-- start of DATASET EXCERPTS --

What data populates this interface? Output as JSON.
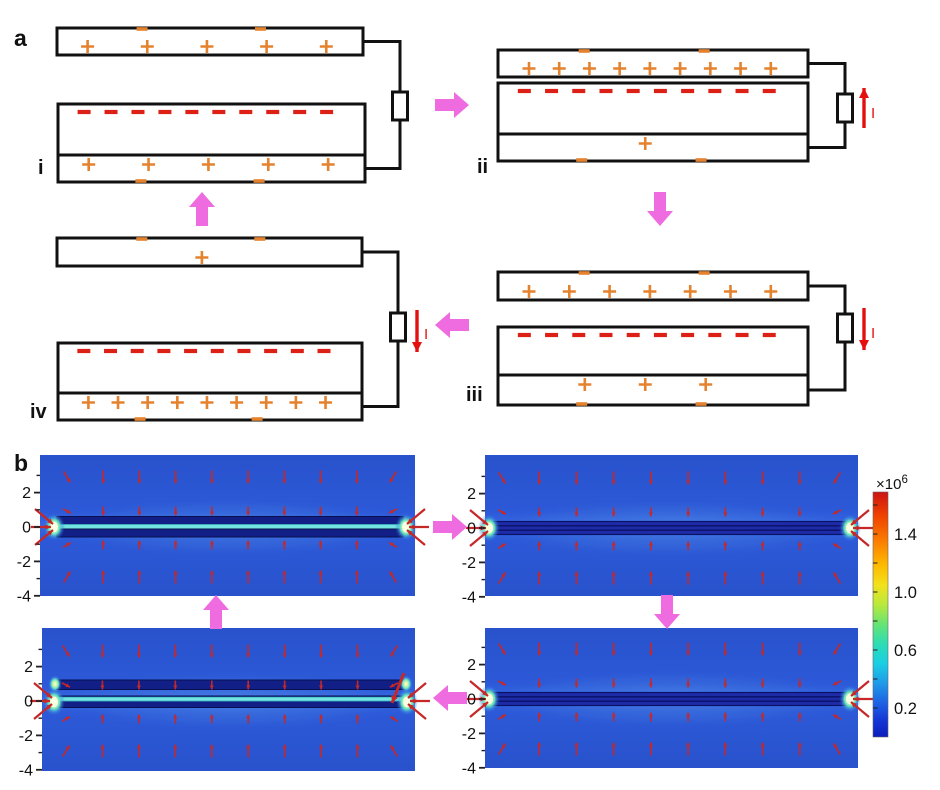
{
  "panel_a": {
    "label": "a",
    "current_symbol": "I",
    "states": [
      {
        "label": "i",
        "top_plate_plus": 5,
        "top_plate_minus": 2,
        "film_minus": 10,
        "bottom_plus": 5,
        "bottom_minus": 2,
        "current": "none",
        "gap": "medium"
      },
      {
        "label": "ii",
        "top_plate_plus": 9,
        "top_plate_minus": 2,
        "film_minus": 10,
        "bottom_plus": 1,
        "bottom_minus": 2,
        "current": "up",
        "gap": "closed"
      },
      {
        "label": "iii",
        "top_plate_plus": 7,
        "top_plate_minus": 2,
        "film_minus": 10,
        "bottom_plus": 3,
        "bottom_minus": 2,
        "current": "down",
        "gap": "small"
      },
      {
        "label": "iv",
        "top_plate_plus": 1,
        "top_plate_minus": 2,
        "film_minus": 10,
        "bottom_plus": 9,
        "bottom_minus": 2,
        "current": "down",
        "gap": "large"
      }
    ],
    "cycle_arrow_directions": [
      "right",
      "down",
      "left",
      "up"
    ]
  },
  "panel_b": {
    "label": "b",
    "y_ticks": [
      "2",
      "0",
      "-2",
      "-4"
    ],
    "plots": [
      {
        "position": "top-left",
        "plate_state": "separated-small-gap"
      },
      {
        "position": "top-right",
        "plate_state": "closed"
      },
      {
        "position": "bottom-right",
        "plate_state": "closed"
      },
      {
        "position": "bottom-left",
        "plate_state": "separated-large-gap"
      }
    ],
    "cycle_arrow_directions": [
      "right",
      "down",
      "left",
      "up"
    ],
    "colorbar": {
      "scale_base": "×10",
      "scale_exponent": "6",
      "tick_labels": [
        "1.4",
        "1.0",
        "0.6",
        "0.2"
      ]
    }
  },
  "colors": {
    "charge_orange": "#e5822e",
    "film_charge_red": "#dd2016",
    "cycle_arrow_pink": "#ee6ce0",
    "current_red": "#e41010",
    "outline_black": "#111111",
    "sim_background_blue": "#2b57d4",
    "sim_plate_navy": "#121f86",
    "sim_stripe_cyan": "#74e4e0",
    "sim_field_arrow_red": "#c62828",
    "sim_glow_green": "#d6f7a0"
  }
}
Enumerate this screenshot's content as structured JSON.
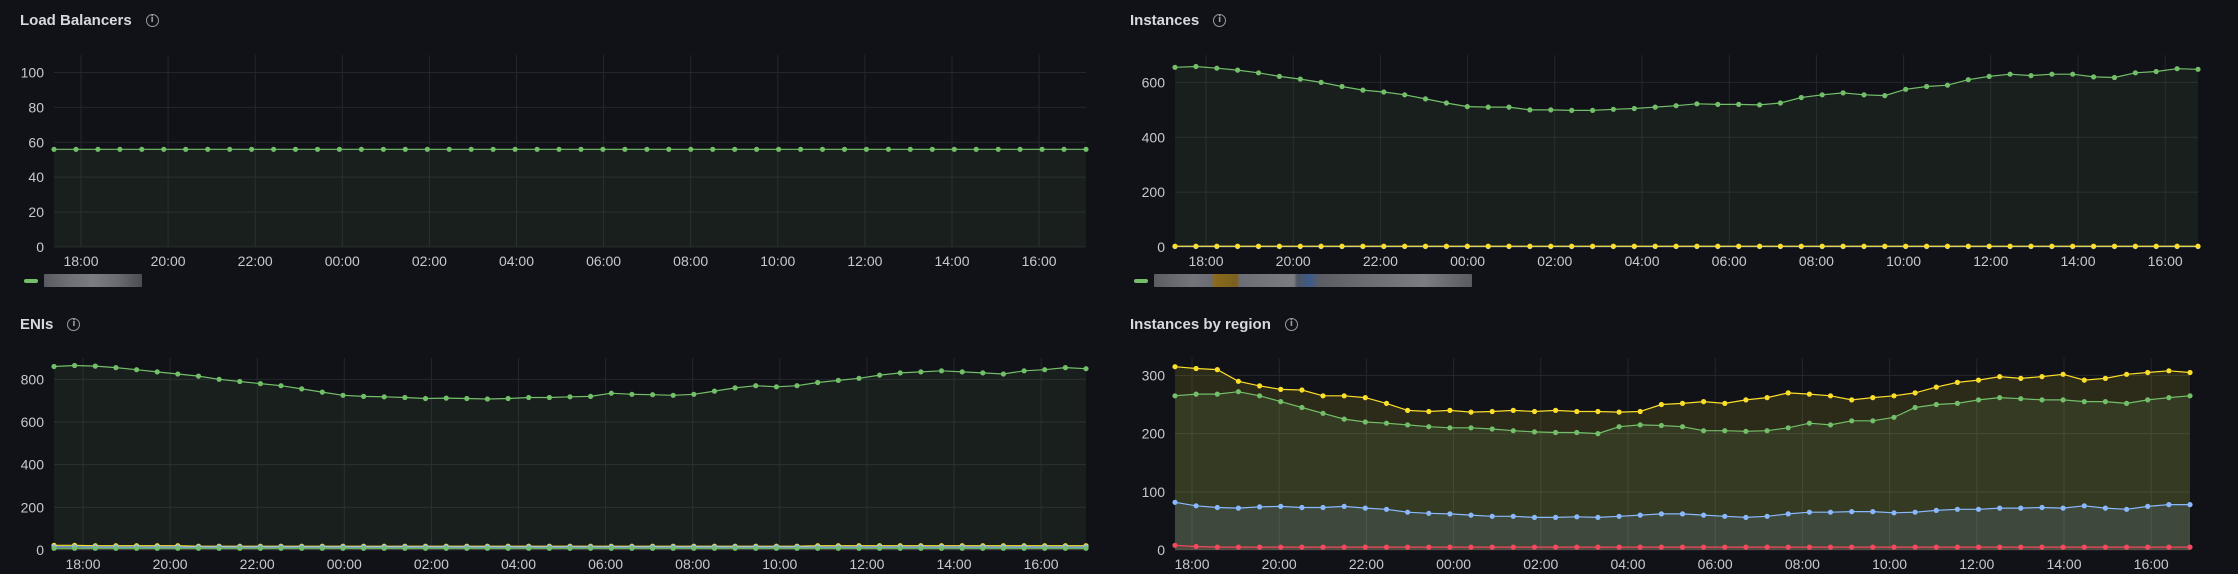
{
  "colors": {
    "green": "#73bf69",
    "yellow": "#fade2a",
    "blue": "#8ab8ff",
    "red": "#f2495c",
    "grid": "#24262c",
    "axis_text": "#c7c8d1"
  },
  "x_ticks": [
    "18:00",
    "20:00",
    "22:00",
    "00:00",
    "02:00",
    "04:00",
    "06:00",
    "08:00",
    "10:00",
    "12:00",
    "14:00",
    "16:00"
  ],
  "panels": [
    {
      "title": "Load Balancers",
      "info_icon": "info-icon",
      "legend_icon": "legend-line-icon",
      "chart_data": {
        "type": "area",
        "ylim": [
          0,
          110
        ],
        "y_ticks": [
          0,
          20,
          40,
          60,
          80,
          100
        ],
        "series": [
          {
            "color": "#73bf69",
            "values": [
              56,
              56,
              56,
              56,
              56,
              56,
              56,
              56,
              56,
              56,
              56,
              56,
              56,
              56,
              56,
              56,
              56,
              56,
              56,
              56,
              56,
              56,
              56,
              56,
              56,
              56,
              56,
              56,
              56,
              56,
              56,
              56,
              56,
              56,
              56,
              56,
              56,
              56,
              56,
              56,
              56,
              56,
              56,
              56,
              56,
              56,
              56,
              56
            ]
          }
        ]
      }
    },
    {
      "title": "Instances",
      "info_icon": "info-icon",
      "legend_icon": "legend-line-icon",
      "chart_data": {
        "type": "area",
        "ylim": [
          0,
          700
        ],
        "y_ticks": [
          0,
          200,
          400,
          600
        ],
        "series": [
          {
            "color": "#73bf69",
            "values": [
              655,
              658,
              652,
              645,
              635,
              622,
              612,
              600,
              585,
              572,
              565,
              555,
              540,
              525,
              512,
              510,
              510,
              500,
              500,
              498,
              498,
              502,
              505,
              510,
              515,
              522,
              520,
              520,
              518,
              525,
              545,
              555,
              562,
              555,
              552,
              575,
              585,
              590,
              610,
              622,
              630,
              625,
              630,
              630,
              620,
              618,
              635,
              640,
              650,
              648
            ]
          },
          {
            "color": "#8ab8ff",
            "values": [
              2,
              2,
              2,
              2,
              2,
              2,
              2,
              2,
              2,
              2,
              2,
              2,
              2,
              2,
              2,
              2,
              2,
              2,
              2,
              2,
              2,
              2,
              2,
              2,
              2,
              2,
              2,
              2,
              2,
              2,
              2,
              2,
              2,
              2,
              2,
              2,
              2,
              2,
              2,
              2,
              2,
              2,
              2,
              2,
              2,
              2,
              2,
              2,
              2,
              2
            ]
          },
          {
            "color": "#fade2a",
            "values": [
              3,
              3,
              3,
              3,
              3,
              3,
              3,
              3,
              3,
              3,
              3,
              3,
              3,
              3,
              3,
              3,
              3,
              3,
              3,
              3,
              3,
              3,
              3,
              3,
              3,
              3,
              3,
              3,
              3,
              3,
              3,
              3,
              3,
              3,
              3,
              3,
              3,
              3,
              3,
              3,
              3,
              3,
              3,
              3,
              3,
              3,
              3,
              3,
              3,
              3
            ]
          }
        ]
      }
    },
    {
      "title": "ENIs",
      "info_icon": "info-icon",
      "chart_data": {
        "type": "area",
        "ylim": [
          0,
          900
        ],
        "y_ticks": [
          0,
          200,
          400,
          600,
          800
        ],
        "series": [
          {
            "color": "#73bf69",
            "values": [
              860,
              865,
              862,
              855,
              845,
              835,
              825,
              815,
              800,
              790,
              780,
              770,
              755,
              740,
              725,
              720,
              718,
              715,
              710,
              712,
              710,
              708,
              710,
              715,
              715,
              718,
              720,
              735,
              730,
              728,
              725,
              730,
              745,
              760,
              770,
              765,
              770,
              785,
              795,
              805,
              820,
              830,
              835,
              840,
              835,
              830,
              825,
              840,
              845,
              855,
              850
            ]
          },
          {
            "color": "#fade2a",
            "values": [
              22,
              22,
              20,
              20,
              20,
              20,
              20,
              18,
              18,
              18,
              18,
              18,
              18,
              18,
              18,
              18,
              18,
              18,
              18,
              18,
              18,
              18,
              18,
              18,
              18,
              18,
              18,
              18,
              18,
              18,
              18,
              18,
              18,
              18,
              18,
              18,
              18,
              20,
              20,
              20,
              20,
              20,
              20,
              20,
              20,
              20,
              20,
              20,
              20,
              20,
              20
            ]
          },
          {
            "color": "#8ab8ff",
            "values": [
              15,
              15,
              14,
              14,
              14,
              14,
              14,
              14,
              14,
              14,
              14,
              14,
              14,
              14,
              14,
              14,
              14,
              14,
              14,
              14,
              14,
              14,
              14,
              14,
              14,
              14,
              14,
              14,
              14,
              14,
              14,
              14,
              14,
              14,
              14,
              14,
              14,
              14,
              14,
              14,
              14,
              14,
              14,
              14,
              14,
              14,
              14,
              14,
              14,
              14,
              14
            ]
          },
          {
            "color": "#73bf69",
            "values": [
              8,
              8,
              8,
              8,
              8,
              8,
              8,
              8,
              8,
              8,
              8,
              8,
              8,
              8,
              8,
              8,
              8,
              8,
              8,
              8,
              8,
              8,
              8,
              8,
              8,
              8,
              8,
              8,
              8,
              8,
              8,
              8,
              8,
              8,
              8,
              8,
              8,
              8,
              8,
              8,
              8,
              8,
              8,
              8,
              8,
              8,
              8,
              8,
              8,
              8,
              8
            ]
          }
        ]
      }
    },
    {
      "title": "Instances by region",
      "info_icon": "info-icon",
      "chart_data": {
        "type": "area",
        "ylim": [
          0,
          330
        ],
        "y_ticks": [
          0,
          100,
          200,
          300
        ],
        "series": [
          {
            "color": "#fade2a",
            "values": [
              315,
              312,
              310,
              290,
              282,
              276,
              275,
              265,
              265,
              262,
              252,
              240,
              238,
              240,
              237,
              238,
              240,
              238,
              240,
              238,
              238,
              237,
              238,
              250,
              252,
              255,
              252,
              258,
              262,
              270,
              268,
              265,
              258,
              262,
              265,
              270,
              280,
              288,
              292,
              298,
              295,
              298,
              302,
              292,
              295,
              302,
              305,
              308,
              305
            ]
          },
          {
            "color": "#73bf69",
            "values": [
              265,
              268,
              268,
              272,
              265,
              255,
              245,
              235,
              225,
              220,
              218,
              215,
              212,
              210,
              210,
              208,
              205,
              203,
              202,
              202,
              200,
              212,
              215,
              214,
              212,
              205,
              205,
              204,
              205,
              210,
              218,
              215,
              222,
              222,
              228,
              245,
              250,
              252,
              258,
              262,
              260,
              258,
              258,
              255,
              255,
              252,
              258,
              262,
              265
            ]
          },
          {
            "color": "#8ab8ff",
            "values": [
              82,
              76,
              73,
              72,
              74,
              75,
              73,
              73,
              75,
              72,
              70,
              65,
              63,
              62,
              60,
              58,
              58,
              56,
              56,
              57,
              56,
              58,
              60,
              62,
              62,
              60,
              58,
              56,
              58,
              62,
              65,
              65,
              66,
              66,
              64,
              65,
              68,
              70,
              70,
              72,
              72,
              73,
              72,
              76,
              72,
              70,
              75,
              78,
              78
            ]
          },
          {
            "color": "#f2495c",
            "values": [
              8,
              6,
              5,
              5,
              5,
              5,
              5,
              5,
              5,
              5,
              5,
              5,
              5,
              5,
              5,
              5,
              5,
              5,
              5,
              5,
              5,
              5,
              5,
              5,
              5,
              5,
              5,
              5,
              5,
              5,
              5,
              5,
              5,
              5,
              5,
              5,
              5,
              5,
              5,
              5,
              5,
              5,
              5,
              5,
              5,
              5,
              5,
              5,
              5
            ]
          }
        ]
      }
    }
  ]
}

-- end of DATASET EXCERPTS --

* _WHAT THE TASK REQUIRES_
Pick out all lines from the data above in which the word "separated" appears.

* _RESPONSE FOR THIS EXERCISE_
        "plate_state": "separated-small-gap"
        "plate_state": "separated-large-gap"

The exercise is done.